GIVEN PROBLEM: Restate every line of the material, word for word.

[Dataset records]
>> Begin

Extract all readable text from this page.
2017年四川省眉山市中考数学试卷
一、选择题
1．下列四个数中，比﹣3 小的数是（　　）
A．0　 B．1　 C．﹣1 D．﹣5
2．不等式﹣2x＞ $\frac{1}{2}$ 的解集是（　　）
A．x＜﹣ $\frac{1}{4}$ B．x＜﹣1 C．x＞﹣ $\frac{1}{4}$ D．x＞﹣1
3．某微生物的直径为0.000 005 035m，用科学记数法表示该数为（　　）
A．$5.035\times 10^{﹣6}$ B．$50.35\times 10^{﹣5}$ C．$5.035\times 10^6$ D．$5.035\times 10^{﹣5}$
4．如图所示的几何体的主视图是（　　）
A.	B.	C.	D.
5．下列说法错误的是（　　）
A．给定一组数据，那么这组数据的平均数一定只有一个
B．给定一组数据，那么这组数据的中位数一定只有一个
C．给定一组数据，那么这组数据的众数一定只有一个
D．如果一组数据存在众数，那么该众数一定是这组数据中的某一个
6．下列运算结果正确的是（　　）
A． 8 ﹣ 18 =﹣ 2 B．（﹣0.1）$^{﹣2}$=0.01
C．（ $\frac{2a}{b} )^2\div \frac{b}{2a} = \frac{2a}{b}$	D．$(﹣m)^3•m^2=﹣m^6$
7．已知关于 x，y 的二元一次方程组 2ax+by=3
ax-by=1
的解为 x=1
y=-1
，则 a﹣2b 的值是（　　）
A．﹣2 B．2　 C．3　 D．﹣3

>> End

TASK ANSWER:
Extract all readable text from this page.
2017年四川省眉山市中考数学试卷
一、选择题
1．下列四个数中，比﹣3 小的数是（　　）
A．0　 B．1　 C．﹣1 D．﹣5
2．不等式﹣2x＞ $\frac{1}{2}$ 的解集是（　　）
A．x＜﹣ $\frac{1}{4}$ B．x＜﹣1 C．x＞﹣ $\frac{1}{4}$ D．x＞﹣1
3．某微生物的直径为0.000 005 035m，用科学记数法表示该数为（　　）
A．$5.035\times 10^{﹣6}$ B．$50.35\times 10^{﹣5}$ C．$5.035\times 10^6$ D．$5.035\times 10^{﹣5}$
4．如图所示的几何体的主视图是（　　）
A.	B.	C.	D.
5．下列说法错误的是（　　）
A．给定一组数据，那么这组数据的平均数一定只有一个
B．给定一组数据，那么这组数据的中位数一定只有一个
C．给定一组数据，那么这组数据的众数一定只有一个
D．如果一组数据存在众数，那么该众数一定是这组数据中的某一个
6．下列运算结果正确的是（　　）
A． 8 ﹣ 18 =﹣ 2 B．（﹣0.1）$^{﹣2}$=0.01
C．（ $\frac{2a}{b} )^2\div \frac{b}{2a} = \frac{2a}{b}$	D．$(﹣m)^3•m^2=﹣m^6$
7．已知关于 x，y 的二元一次方程组 2ax+by=3
ax-by=1
的解为 x=1
y=-1
，则 a﹣2b 的值是（　　）
A．﹣2 B．2　 C．3　 D．﹣3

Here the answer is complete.